### The request
Repeat every line below exactly as it reads.

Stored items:

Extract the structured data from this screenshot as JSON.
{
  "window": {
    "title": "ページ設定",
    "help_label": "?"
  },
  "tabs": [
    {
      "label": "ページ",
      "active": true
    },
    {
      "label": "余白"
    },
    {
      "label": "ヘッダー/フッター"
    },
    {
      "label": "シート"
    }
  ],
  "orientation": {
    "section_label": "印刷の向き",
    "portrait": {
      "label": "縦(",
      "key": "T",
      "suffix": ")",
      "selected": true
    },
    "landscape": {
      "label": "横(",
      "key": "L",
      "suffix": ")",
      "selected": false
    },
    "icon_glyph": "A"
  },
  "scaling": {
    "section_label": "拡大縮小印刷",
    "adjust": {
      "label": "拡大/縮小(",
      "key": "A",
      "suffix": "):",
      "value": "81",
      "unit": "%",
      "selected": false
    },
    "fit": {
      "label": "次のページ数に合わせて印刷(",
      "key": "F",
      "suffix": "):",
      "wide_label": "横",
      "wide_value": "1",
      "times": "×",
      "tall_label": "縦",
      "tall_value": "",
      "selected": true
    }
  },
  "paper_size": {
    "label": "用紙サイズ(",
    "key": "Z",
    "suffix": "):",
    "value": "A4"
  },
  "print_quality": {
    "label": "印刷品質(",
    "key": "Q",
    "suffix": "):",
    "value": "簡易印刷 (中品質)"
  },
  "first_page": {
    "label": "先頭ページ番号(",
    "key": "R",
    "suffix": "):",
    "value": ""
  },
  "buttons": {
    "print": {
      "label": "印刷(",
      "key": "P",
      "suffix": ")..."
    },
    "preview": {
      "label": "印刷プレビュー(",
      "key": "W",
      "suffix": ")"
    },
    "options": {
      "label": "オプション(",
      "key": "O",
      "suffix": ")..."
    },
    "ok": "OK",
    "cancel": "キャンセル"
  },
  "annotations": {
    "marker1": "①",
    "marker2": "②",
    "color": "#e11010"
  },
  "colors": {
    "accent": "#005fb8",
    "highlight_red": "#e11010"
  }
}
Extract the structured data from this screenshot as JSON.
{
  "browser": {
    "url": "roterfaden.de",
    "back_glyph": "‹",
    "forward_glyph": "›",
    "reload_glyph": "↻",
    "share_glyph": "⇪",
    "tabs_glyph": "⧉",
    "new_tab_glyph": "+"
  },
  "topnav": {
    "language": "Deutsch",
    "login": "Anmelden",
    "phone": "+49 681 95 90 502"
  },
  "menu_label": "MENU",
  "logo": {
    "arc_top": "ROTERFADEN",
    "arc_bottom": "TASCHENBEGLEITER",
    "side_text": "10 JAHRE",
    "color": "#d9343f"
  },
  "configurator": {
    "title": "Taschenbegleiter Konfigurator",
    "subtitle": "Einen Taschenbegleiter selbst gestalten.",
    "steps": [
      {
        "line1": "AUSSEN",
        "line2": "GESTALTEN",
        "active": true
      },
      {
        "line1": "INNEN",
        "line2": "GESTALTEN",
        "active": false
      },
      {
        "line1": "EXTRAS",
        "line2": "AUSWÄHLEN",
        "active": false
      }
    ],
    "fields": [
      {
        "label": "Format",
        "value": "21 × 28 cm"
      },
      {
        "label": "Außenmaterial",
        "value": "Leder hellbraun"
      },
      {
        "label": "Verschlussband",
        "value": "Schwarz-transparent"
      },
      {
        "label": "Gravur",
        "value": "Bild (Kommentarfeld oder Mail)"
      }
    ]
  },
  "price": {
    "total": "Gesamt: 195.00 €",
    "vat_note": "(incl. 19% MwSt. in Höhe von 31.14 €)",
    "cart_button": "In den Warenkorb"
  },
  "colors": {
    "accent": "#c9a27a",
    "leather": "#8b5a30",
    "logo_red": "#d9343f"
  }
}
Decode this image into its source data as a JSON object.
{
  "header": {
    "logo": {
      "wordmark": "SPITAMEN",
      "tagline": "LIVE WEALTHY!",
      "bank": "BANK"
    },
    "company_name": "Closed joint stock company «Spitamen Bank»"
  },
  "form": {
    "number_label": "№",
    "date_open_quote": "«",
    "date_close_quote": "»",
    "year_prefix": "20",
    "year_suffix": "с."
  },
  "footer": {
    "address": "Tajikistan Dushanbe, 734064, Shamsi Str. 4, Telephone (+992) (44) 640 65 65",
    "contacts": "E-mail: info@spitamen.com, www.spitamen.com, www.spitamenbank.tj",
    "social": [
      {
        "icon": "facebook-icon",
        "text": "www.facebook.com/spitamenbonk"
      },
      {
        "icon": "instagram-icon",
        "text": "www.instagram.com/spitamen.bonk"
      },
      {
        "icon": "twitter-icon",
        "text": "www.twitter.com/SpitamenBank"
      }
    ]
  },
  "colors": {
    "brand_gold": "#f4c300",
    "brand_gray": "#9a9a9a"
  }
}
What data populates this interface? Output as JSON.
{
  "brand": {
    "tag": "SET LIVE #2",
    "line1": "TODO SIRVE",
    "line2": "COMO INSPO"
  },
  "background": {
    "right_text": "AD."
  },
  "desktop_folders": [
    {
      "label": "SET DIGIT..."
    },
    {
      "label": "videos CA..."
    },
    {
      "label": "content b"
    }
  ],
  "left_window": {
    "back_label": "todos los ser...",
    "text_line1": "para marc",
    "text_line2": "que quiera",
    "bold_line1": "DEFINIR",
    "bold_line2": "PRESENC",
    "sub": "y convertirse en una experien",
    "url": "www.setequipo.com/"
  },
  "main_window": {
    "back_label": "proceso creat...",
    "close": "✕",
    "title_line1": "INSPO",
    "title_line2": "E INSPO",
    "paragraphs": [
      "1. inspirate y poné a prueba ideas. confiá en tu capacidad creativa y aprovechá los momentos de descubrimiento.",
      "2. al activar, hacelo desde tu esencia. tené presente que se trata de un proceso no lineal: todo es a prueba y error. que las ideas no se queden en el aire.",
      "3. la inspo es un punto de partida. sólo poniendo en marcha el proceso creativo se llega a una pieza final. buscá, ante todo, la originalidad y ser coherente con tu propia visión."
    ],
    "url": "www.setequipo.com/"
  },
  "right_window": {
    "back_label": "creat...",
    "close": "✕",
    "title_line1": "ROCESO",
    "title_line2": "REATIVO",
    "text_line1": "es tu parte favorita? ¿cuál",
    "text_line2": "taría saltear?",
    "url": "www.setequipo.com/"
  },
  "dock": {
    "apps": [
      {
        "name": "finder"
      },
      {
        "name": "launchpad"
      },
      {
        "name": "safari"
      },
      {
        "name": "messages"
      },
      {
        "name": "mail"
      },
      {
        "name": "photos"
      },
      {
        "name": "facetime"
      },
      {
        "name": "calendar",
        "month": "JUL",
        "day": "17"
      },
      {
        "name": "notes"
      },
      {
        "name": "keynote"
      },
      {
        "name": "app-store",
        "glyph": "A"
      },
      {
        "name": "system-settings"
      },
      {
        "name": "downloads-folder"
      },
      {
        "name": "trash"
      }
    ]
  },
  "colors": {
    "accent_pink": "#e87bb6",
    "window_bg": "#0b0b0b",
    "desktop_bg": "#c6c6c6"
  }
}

### Expected answer
Extract the structured data from this screenshot as JSON.
{
  "window": {
    "title": "ページ設定",
    "help_label": "?"
  },
  "tabs": [
    {
      "label": "ページ",
      "active": true
    },
    {
      "label": "余白"
    },
    {
      "label": "ヘッダー/フッター"
    },
    {
      "label": "シート"
    }
  ],
  "orientation": {
    "section_label": "印刷の向き",
    "portrait": {
      "label": "縦(",
      "key": "T",
      "suffix": ")",
      "selected": true
    },
    "landscape": {
      "label": "横(",
      "key": "L",
      "suffix": ")",
      "selected": false
    },
    "icon_glyph": "A"
  },
  "scaling": {
    "section_label": "拡大縮小印刷",
    "adjust": {
      "label": "拡大/縮小(",
      "key": "A",
      "suffix": "):",
      "value": "81",
      "unit": "%",
      "selected": false
    },
    "fit": {
      "label": "次のページ数に合わせて印刷(",
      "key": "F",
      "suffix": "):",
      "wide_label": "横",
      "wide_value": "1",
      "times": "×",
      "tall_label": "縦",
      "tall_value": "",
      "selected": true
    }
  },
  "paper_size": {
    "label": "用紙サイズ(",
    "key": "Z",
    "suffix": "):",
    "value": "A4"
  },
  "print_quality": {
    "label": "印刷品質(",
    "key": "Q",
    "suffix": "):",
    "value": "簡易印刷 (中品質)"
  },
  "first_page": {
    "label": "先頭ページ番号(",
    "key": "R",
    "suffix": "):",
    "value": ""
  },
  "buttons": {
    "print": {
      "label": "印刷(",
      "key": "P",
      "suffix": ")..."
    },
    "preview": {
      "label": "印刷プレビュー(",
      "key": "W",
      "suffix": ")"
    },
    "options": {
      "label": "オプション(",
      "key": "O",
      "suffix": ")..."
    },
    "ok": "OK",
    "cancel": "キャンセル"
  },
  "annotations": {
    "marker1": "①",
    "marker2": "②",
    "color": "#e11010"
  },
  "colors": {
    "accent": "#005fb8",
    "highlight_red": "#e11010"
  }
}
Extract the structured data from this screenshot as JSON.
{
  "browser": {
    "url": "roterfaden.de",
    "back_glyph": "‹",
    "forward_glyph": "›",
    "reload_glyph": "↻",
    "share_glyph": "⇪",
    "tabs_glyph": "⧉",
    "new_tab_glyph": "+"
  },
  "topnav": {
    "language": "Deutsch",
    "login": "Anmelden",
    "phone": "+49 681 95 90 502"
  },
  "menu_label": "MENU",
  "logo": {
    "arc_top": "ROTERFADEN",
    "arc_bottom": "TASCHENBEGLEITER",
    "side_text": "10 JAHRE",
    "color": "#d9343f"
  },
  "configurator": {
    "title": "Taschenbegleiter Konfigurator",
    "subtitle": "Einen Taschenbegleiter selbst gestalten.",
    "steps": [
      {
        "line1": "AUSSEN",
        "line2": "GESTALTEN",
        "active": true
      },
      {
        "line1": "INNEN",
        "line2": "GESTALTEN",
        "active": false
      },
      {
        "line1": "EXTRAS",
        "line2": "AUSWÄHLEN",
        "active": false
      }
    ],
    "fields": [
      {
        "label": "Format",
        "value": "21 × 28 cm"
      },
      {
        "label": "Außenmaterial",
        "value": "Leder hellbraun"
      },
      {
        "label": "Verschlussband",
        "value": "Schwarz-transparent"
      },
      {
        "label": "Gravur",
        "value": "Bild (Kommentarfeld oder Mail)"
      }
    ]
  },
  "price": {
    "total": "Gesamt: 195.00 €",
    "vat_note": "(incl. 19% MwSt. in Höhe von 31.14 €)",
    "cart_button": "In den Warenkorb"
  },
  "colors": {
    "accent": "#c9a27a",
    "leather": "#8b5a30",
    "logo_red": "#d9343f"
  }
}
Decode this image into its source data as a JSON object.
{
  "header": {
    "logo": {
      "wordmark": "SPITAMEN",
      "tagline": "LIVE WEALTHY!",
      "bank": "BANK"
    },
    "company_name": "Closed joint stock company «Spitamen Bank»"
  },
  "form": {
    "number_label": "№",
    "date_open_quote": "«",
    "date_close_quote": "»",
    "year_prefix": "20",
    "year_suffix": "с."
  },
  "footer": {
    "address": "Tajikistan Dushanbe, 734064, Shamsi Str. 4, Telephone (+992) (44) 640 65 65",
    "contacts": "E-mail: info@spitamen.com, www.spitamen.com, www.spitamenbank.tj",
    "social": [
      {
        "icon": "facebook-icon",
        "text": "www.facebook.com/spitamenbonk"
      },
      {
        "icon": "instagram-icon",
        "text": "www.instagram.com/spitamen.bonk"
      },
      {
        "icon": "twitter-icon",
        "text": "www.twitter.com/SpitamenBank"
      }
    ]
  },
  "colors": {
    "brand_gold": "#f4c300",
    "brand_gray": "#9a9a9a"
  }
}
What data populates this interface? Output as JSON.
{
  "brand": {
    "tag": "SET LIVE #2",
    "line1": "TODO SIRVE",
    "line2": "COMO INSPO"
  },
  "background": {
    "right_text": "AD."
  },
  "desktop_folders": [
    {
      "label": "SET DIGIT..."
    },
    {
      "label": "videos CA..."
    },
    {
      "label": "content b"
    }
  ],
  "left_window": {
    "back_label": "todos los ser...",
    "text_line1": "para marc",
    "text_line2": "que quiera",
    "bold_line1": "DEFINIR",
    "bold_line2": "PRESENC",
    "sub": "y convertirse en una experien",
    "url": "www.setequipo.com/"
  },
  "main_window": {
    "back_label": "proceso creat...",
    "close": "✕",
    "title_line1": "INSPO",
    "title_line2": "E INSPO",
    "paragraphs": [
      "1. inspirate y poné a prueba ideas. confiá en tu capacidad creativa y aprovechá los momentos de descubrimiento.",
      "2. al activar, hacelo desde tu esencia. tené presente que se trata de un proceso no lineal: todo es a prueba y error. que las ideas no se queden en el aire.",
      "3. la inspo es un punto de partida. sólo poniendo en marcha el proceso creativo se llega a una pieza final. buscá, ante todo, la originalidad y ser coherente con tu propia visión."
    ],
    "url": "www.setequipo.com/"
  },
  "right_window": {
    "back_label": "creat...",
    "close": "✕",
    "title_line1": "ROCESO",
    "title_line2": "REATIVO",
    "text_line1": "es tu parte favorita? ¿cuál",
    "text_line2": "taría saltear?",
    "url": "www.setequipo.com/"
  },
  "dock": {
    "apps": [
      {
        "name": "finder"
      },
      {
        "name": "launchpad"
      },
      {
        "name": "safari"
      },
      {
        "name": "messages"
      },
      {
        "name": "mail"
      },
      {
        "name": "photos"
      },
      {
        "name": "facetime"
      },
      {
        "name": "calendar",
        "month": "JUL",
        "day": "17"
      },
      {
        "name": "notes"
      },
      {
        "name": "keynote"
      },
      {
        "name": "app-store",
        "glyph": "A"
      },
      {
        "name": "system-settings"
      },
      {
        "name": "downloads-folder"
      },
      {
        "name": "trash"
      }
    ]
  },
  "colors": {
    "accent_pink": "#e87bb6",
    "window_bg": "#0b0b0b",
    "desktop_bg": "#c6c6c6"
  }
}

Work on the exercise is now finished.